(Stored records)
* * * *

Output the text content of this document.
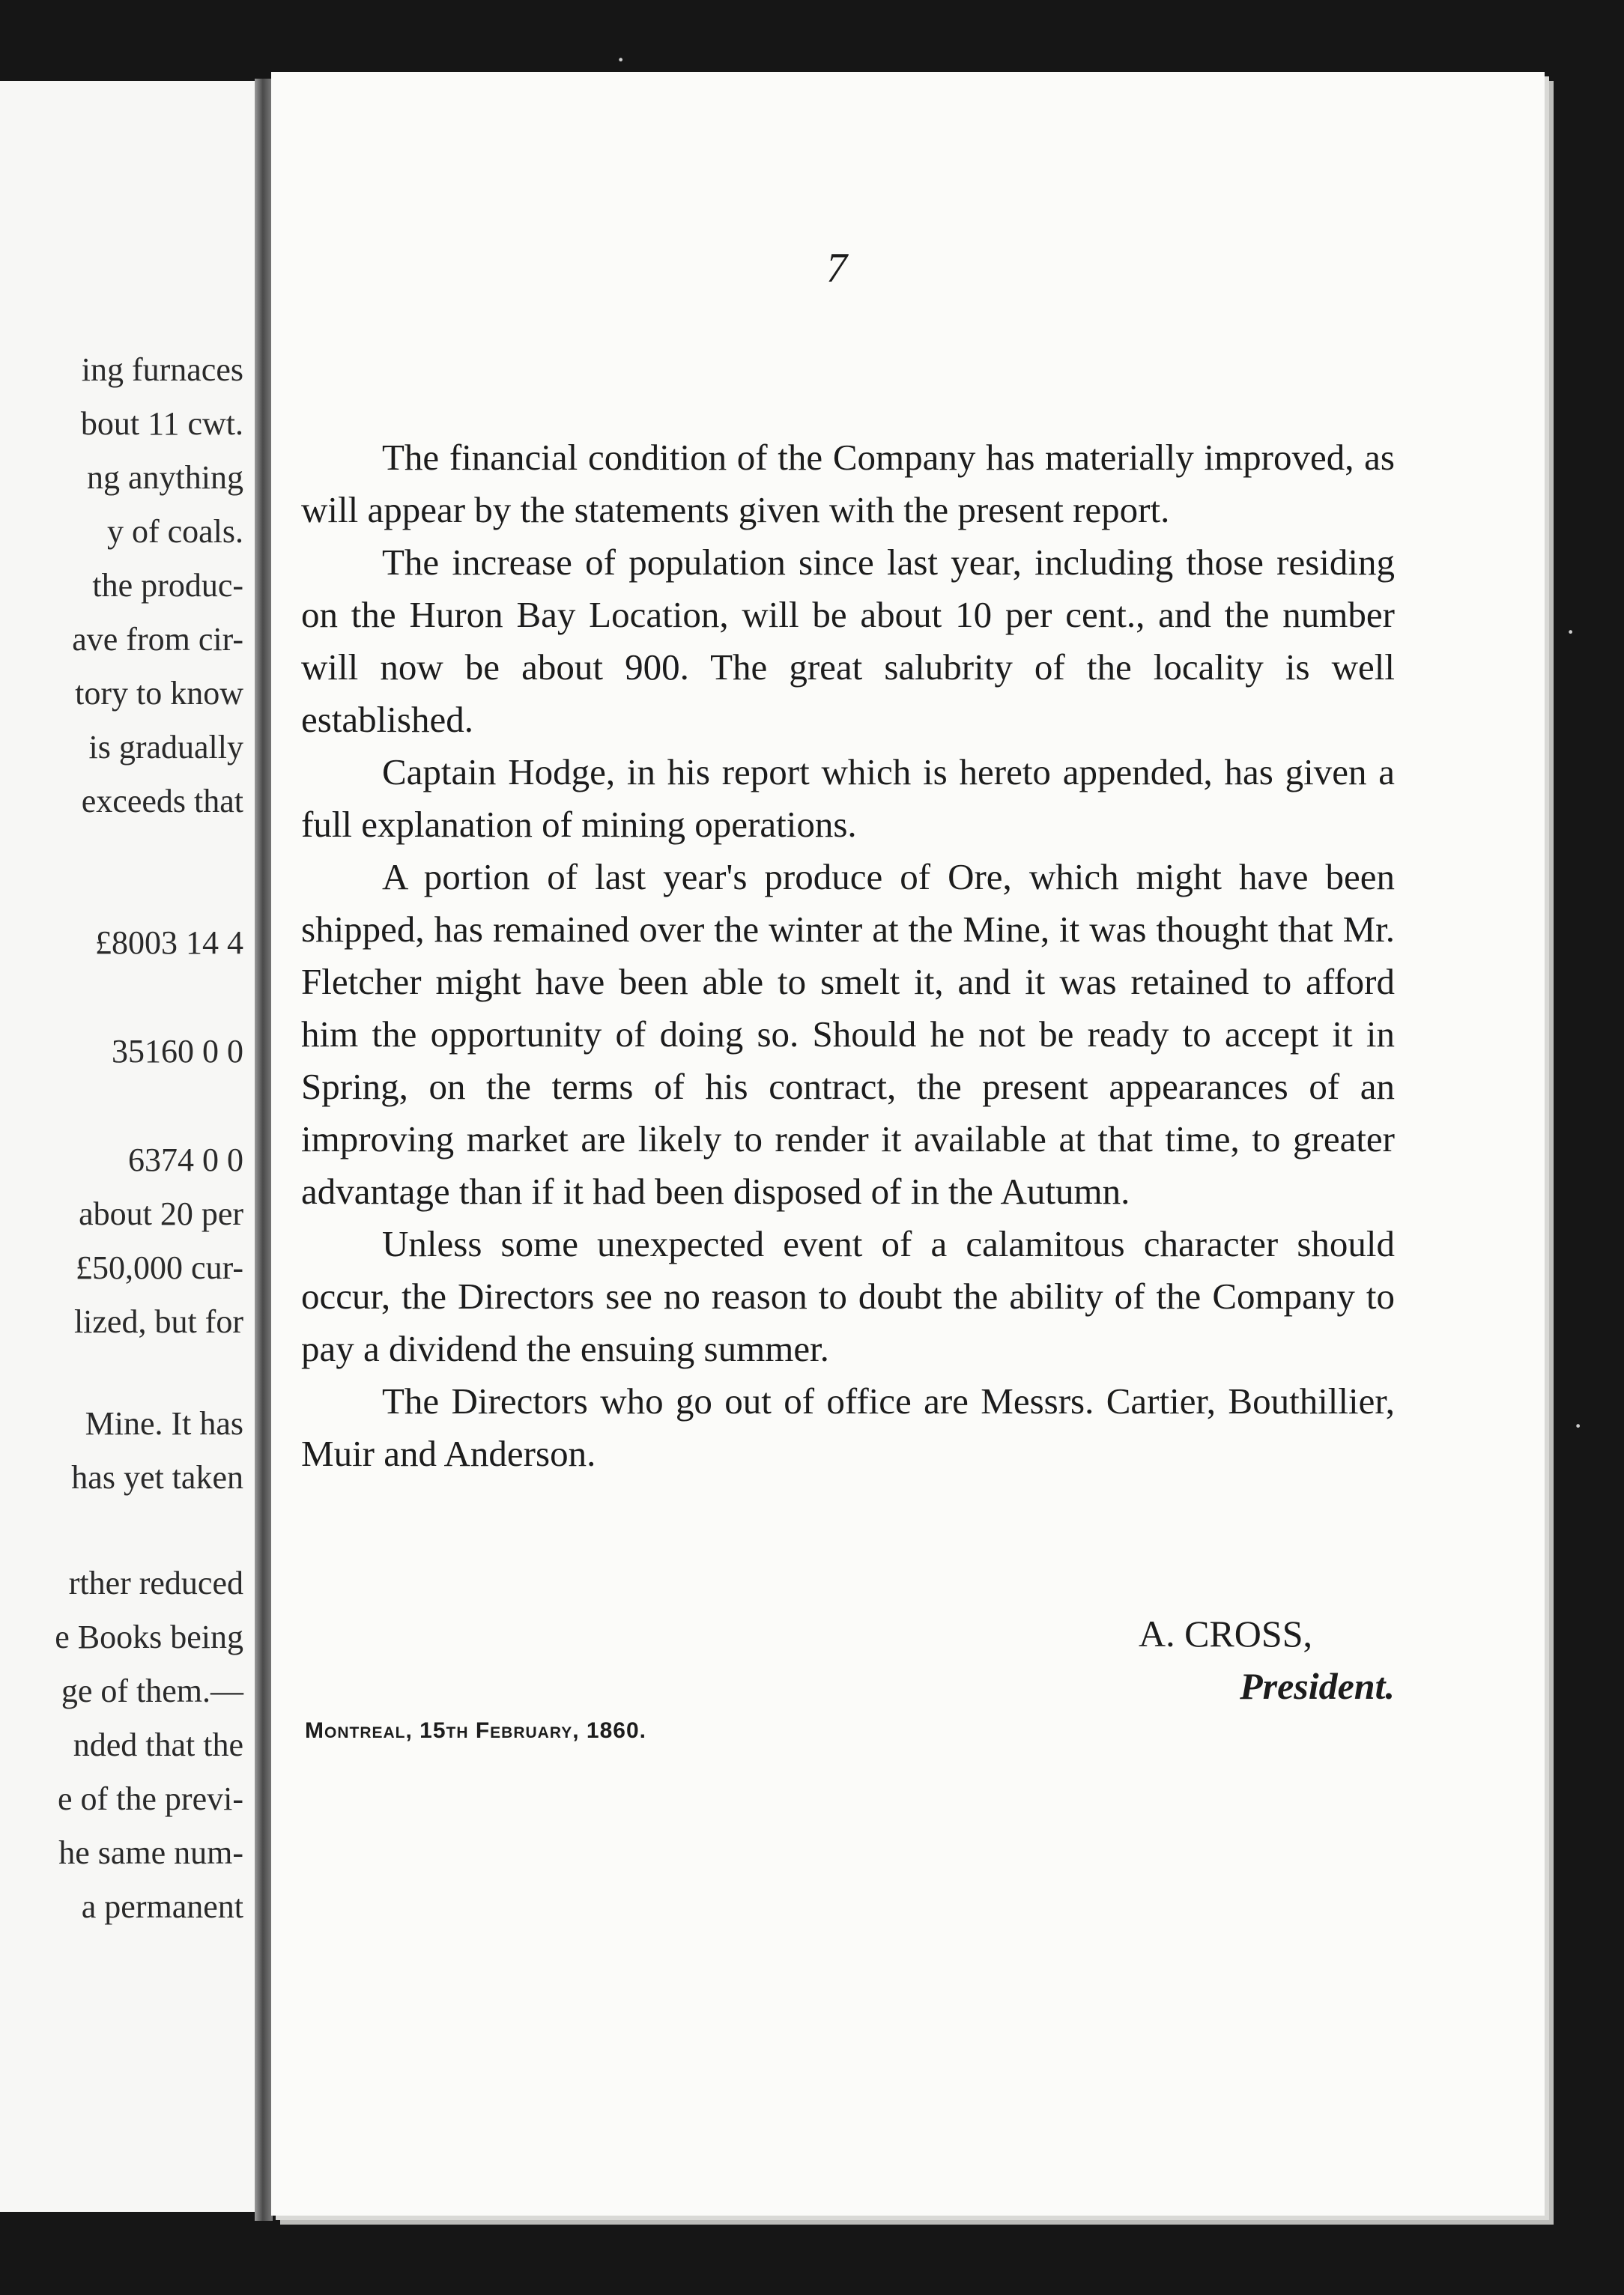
ing furnaces
bout 11 cwt.
ng anything
y of coals.
the produc-
ave from cir-
tory to know
is gradually
exceeds that
£8003 14 4
35160 0 0
6374 0 0
about 20 per
£50,000 cur-
lized, but for
Mine. It has
has yet taken
rther reduced
e Books being
ge of them.—
nded that the
e of the previ-
he same num-
a permanent
7

The financial condition of the Company has materially improved, as will appear by the statements given with the present report.

The increase of population since last year, including those residing on the Huron Bay Location, will be about 10 per cent., and the number will now be about 900. The great salubrity of the locality is well established.

Captain Hodge, in his report which is hereto appended, has given a full explanation of mining operations.

A portion of last year's produce of Ore, which might have been shipped, has remained over the winter at the Mine, it was thought that Mr. Fletcher might have been able to smelt it, and it was retained to afford him the opportunity of doing so. Should he not be ready to accept it in Spring, on the terms of his contract, the present appearances of an improving market are likely to render it available at that time, to greater advantage than if it had been disposed of in the Autumn.

Unless some unexpected event of a calamitous character should occur, the Directors see no reason to doubt the ability of the Company to pay a dividend the ensuing summer.

The Directors who go out of office are Messrs. Cartier, Bouthillier, Muir and Anderson.

A. CROSS,
President.
Montreal, 15th February, 1860.
·
·
·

* * * *

List the lines that contain the word "Directors".

Exercise answer:
Unless some unexpected event of a calamitous character should occur, the Directors see no reason to doubt the ability of the Company to pay a dividend the ensuing summer.
The Directors who go out of office are Messrs. Cartier, Bouthillier, Muir and Anderson.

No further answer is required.